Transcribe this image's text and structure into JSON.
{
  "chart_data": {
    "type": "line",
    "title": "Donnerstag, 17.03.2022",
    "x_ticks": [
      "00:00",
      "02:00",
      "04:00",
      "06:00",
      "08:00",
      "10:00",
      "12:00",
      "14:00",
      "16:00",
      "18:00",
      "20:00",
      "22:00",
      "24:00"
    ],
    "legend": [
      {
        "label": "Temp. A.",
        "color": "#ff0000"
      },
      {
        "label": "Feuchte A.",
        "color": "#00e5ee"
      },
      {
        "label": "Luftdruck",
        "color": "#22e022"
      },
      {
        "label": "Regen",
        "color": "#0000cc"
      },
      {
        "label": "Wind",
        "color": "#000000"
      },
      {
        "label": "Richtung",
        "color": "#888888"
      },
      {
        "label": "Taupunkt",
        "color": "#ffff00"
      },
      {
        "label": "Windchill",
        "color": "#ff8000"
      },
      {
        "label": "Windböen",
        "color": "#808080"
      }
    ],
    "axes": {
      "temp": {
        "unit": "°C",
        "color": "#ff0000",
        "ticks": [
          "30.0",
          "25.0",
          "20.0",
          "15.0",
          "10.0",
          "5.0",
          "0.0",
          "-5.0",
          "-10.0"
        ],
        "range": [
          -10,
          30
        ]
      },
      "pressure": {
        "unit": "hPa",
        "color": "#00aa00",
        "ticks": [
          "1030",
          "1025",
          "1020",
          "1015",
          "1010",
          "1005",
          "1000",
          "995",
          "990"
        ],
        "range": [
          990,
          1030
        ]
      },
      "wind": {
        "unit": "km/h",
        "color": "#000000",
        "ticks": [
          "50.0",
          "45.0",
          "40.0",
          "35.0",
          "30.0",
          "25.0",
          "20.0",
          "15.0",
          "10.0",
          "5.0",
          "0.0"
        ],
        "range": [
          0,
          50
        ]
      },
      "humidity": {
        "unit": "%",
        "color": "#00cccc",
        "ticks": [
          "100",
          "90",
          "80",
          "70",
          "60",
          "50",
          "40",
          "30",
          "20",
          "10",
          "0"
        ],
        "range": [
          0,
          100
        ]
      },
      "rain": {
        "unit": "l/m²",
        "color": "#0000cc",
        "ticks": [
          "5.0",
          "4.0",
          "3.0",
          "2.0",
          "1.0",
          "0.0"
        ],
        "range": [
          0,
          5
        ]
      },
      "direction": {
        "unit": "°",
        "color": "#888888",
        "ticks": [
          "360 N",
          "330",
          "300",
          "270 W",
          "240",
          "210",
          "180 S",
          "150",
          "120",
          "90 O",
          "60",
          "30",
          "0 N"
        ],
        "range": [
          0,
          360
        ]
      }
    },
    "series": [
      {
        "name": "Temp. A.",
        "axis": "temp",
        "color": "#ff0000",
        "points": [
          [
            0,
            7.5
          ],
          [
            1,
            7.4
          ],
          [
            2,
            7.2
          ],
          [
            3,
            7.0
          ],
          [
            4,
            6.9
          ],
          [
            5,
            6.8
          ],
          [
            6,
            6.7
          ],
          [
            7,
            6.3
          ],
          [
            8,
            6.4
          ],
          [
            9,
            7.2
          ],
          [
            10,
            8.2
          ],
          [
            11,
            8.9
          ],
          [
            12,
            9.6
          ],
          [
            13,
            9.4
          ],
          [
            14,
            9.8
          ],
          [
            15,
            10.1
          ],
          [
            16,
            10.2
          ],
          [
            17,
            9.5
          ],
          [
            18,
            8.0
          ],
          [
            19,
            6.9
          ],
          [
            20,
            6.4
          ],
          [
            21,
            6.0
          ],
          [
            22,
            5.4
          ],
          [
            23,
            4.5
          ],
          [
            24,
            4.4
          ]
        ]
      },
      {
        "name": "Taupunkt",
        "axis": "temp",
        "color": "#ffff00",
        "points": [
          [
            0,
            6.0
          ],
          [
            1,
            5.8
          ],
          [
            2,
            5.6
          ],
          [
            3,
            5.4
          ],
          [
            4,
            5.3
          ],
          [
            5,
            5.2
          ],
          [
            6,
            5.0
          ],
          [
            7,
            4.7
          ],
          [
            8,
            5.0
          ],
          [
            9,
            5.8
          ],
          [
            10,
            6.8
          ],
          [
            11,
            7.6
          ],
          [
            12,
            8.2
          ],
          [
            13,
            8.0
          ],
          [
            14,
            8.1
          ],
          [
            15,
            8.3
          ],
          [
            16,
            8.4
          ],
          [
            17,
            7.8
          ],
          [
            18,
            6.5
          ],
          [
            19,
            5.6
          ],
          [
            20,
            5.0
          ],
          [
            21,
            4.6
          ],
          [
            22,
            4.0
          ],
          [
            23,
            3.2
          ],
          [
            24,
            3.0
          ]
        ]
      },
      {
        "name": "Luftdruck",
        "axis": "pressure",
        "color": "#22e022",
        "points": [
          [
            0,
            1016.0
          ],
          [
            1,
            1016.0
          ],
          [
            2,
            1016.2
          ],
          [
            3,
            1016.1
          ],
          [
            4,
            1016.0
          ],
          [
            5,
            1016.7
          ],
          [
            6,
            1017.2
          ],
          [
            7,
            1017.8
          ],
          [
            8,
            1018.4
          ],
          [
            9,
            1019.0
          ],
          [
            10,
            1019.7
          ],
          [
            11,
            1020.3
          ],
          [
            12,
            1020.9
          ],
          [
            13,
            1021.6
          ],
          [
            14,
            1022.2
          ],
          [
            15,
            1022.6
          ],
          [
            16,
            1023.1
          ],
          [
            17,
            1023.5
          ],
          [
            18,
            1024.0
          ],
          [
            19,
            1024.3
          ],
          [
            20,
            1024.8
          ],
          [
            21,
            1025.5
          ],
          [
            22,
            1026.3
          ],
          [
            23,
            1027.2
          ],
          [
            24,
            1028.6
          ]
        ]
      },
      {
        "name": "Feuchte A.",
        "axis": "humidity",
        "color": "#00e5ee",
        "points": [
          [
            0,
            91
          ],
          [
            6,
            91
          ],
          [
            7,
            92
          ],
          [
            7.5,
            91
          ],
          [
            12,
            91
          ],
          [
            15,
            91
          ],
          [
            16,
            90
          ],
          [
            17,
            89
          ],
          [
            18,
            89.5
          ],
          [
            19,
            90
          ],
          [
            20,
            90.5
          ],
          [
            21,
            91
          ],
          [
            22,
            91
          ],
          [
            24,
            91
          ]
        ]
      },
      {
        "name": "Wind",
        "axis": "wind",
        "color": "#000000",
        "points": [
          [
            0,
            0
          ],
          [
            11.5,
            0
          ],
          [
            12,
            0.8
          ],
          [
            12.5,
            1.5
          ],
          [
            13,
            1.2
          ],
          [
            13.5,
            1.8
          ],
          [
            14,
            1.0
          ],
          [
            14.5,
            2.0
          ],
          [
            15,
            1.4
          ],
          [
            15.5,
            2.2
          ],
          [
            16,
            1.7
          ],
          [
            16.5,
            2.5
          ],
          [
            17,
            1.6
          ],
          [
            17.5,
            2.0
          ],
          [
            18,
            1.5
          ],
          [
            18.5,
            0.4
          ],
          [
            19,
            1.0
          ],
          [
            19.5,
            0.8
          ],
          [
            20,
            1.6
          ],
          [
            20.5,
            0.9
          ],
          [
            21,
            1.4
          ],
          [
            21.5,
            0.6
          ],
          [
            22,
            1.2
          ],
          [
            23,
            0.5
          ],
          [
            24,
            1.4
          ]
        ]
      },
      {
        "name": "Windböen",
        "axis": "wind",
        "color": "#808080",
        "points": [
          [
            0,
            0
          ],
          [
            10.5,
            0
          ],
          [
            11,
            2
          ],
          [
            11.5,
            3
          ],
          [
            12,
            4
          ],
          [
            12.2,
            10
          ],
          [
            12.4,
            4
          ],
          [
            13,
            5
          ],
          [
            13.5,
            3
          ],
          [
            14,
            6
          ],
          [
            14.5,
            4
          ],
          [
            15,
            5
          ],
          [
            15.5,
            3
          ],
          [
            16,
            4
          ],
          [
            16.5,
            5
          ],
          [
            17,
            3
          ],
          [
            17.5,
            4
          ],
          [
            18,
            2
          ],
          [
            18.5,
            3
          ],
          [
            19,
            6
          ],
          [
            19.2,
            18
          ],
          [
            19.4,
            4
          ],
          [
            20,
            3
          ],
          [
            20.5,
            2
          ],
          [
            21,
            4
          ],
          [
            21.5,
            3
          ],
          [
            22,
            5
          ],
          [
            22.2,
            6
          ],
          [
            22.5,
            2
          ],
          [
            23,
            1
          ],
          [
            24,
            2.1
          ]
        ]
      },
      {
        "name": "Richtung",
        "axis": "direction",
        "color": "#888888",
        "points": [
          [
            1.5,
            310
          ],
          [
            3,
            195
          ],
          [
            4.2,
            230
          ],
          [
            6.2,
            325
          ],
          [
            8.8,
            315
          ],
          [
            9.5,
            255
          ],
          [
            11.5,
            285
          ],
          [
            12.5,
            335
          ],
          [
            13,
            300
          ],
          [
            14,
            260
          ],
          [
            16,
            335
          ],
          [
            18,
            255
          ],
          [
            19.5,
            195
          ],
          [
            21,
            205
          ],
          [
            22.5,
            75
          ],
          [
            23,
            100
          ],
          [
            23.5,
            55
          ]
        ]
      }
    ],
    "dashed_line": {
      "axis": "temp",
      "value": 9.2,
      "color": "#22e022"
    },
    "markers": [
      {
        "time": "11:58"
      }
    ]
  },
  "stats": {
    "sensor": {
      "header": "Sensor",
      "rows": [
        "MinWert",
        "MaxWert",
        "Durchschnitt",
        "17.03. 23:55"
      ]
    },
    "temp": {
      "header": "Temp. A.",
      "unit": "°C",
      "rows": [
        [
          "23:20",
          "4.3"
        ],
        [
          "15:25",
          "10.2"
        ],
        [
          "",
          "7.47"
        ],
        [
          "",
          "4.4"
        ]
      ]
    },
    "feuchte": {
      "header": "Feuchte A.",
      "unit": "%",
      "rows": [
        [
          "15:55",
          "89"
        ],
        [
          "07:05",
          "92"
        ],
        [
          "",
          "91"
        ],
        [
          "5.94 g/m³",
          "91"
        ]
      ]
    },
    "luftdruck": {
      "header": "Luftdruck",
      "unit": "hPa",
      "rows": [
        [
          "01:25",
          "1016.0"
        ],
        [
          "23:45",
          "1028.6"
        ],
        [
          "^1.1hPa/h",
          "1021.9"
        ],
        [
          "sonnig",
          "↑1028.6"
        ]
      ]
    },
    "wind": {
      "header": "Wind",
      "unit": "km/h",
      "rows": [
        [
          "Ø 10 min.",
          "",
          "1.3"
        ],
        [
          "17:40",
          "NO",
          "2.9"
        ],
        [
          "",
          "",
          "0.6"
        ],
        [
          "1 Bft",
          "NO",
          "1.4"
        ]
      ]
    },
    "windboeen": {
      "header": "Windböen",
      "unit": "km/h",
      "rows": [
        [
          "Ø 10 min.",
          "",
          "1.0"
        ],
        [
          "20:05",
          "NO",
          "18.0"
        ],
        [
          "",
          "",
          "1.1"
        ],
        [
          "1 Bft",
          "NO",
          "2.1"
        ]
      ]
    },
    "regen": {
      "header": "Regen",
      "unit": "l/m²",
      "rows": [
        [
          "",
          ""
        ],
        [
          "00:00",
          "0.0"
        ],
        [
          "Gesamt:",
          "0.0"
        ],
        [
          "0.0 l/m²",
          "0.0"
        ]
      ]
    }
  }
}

++++

#### OBJECTIVE:
Extract, from the material above, each line holding the word "name".

#### FULL ANSWER:
        "name": "Temp. A.",
        "name": "Taupunkt",
        "name": "Luftdruck",
        "name": "Feuchte A.",
        "name": "Wind",
        "name": "Windböen",
        "name": "Richtung",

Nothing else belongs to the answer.